[Start of PROVIDED DATA]
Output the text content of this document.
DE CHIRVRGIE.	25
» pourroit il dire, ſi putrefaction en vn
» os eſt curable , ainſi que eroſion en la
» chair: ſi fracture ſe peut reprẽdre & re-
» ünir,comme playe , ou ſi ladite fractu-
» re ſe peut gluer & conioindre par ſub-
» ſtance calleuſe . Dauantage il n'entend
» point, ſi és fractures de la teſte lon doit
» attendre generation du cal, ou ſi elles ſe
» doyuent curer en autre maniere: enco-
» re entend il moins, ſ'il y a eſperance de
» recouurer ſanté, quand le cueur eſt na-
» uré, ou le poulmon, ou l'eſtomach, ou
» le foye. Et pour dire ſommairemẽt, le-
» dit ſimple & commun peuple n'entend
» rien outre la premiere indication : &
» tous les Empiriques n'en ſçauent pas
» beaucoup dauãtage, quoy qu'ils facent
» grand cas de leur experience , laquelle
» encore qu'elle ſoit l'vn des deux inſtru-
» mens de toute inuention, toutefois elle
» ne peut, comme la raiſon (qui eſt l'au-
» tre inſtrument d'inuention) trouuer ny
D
[End of PROVIDED DATA]
--- WHAT THE TASK ASKS ---
Faithfully copy every entry, leaving nothing out.

--- CORRECT OUTPUT ---
Output the text content of this document.
DE CHIRVRGIE.	25
» pourroit il dire, ſi putrefaction en vn
» os eſt curable , ainſi que eroſion en la
» chair: ſi fracture ſe peut reprẽdre & re-
» ünir,comme playe , ou ſi ladite fractu-
» re ſe peut gluer & conioindre par ſub-
» ſtance calleuſe . Dauantage il n'entend
» point, ſi és fractures de la teſte lon doit
» attendre generation du cal, ou ſi elles ſe
» doyuent curer en autre maniere: enco-
» re entend il moins, ſ'il y a eſperance de
» recouurer ſanté, quand le cueur eſt na-
» uré, ou le poulmon, ou l'eſtomach, ou
» le foye. Et pour dire ſommairemẽt, le-
» dit ſimple & commun peuple n'entend
» rien outre la premiere indication : &
» tous les Empiriques n'en ſçauent pas
» beaucoup dauãtage, quoy qu'ils facent
» grand cas de leur experience , laquelle
» encore qu'elle ſoit l'vn des deux inſtru-
» mens de toute inuention, toutefois elle
» ne peut, comme la raiſon (qui eſt l'au-
» tre inſtrument d'inuention) trouuer ny
D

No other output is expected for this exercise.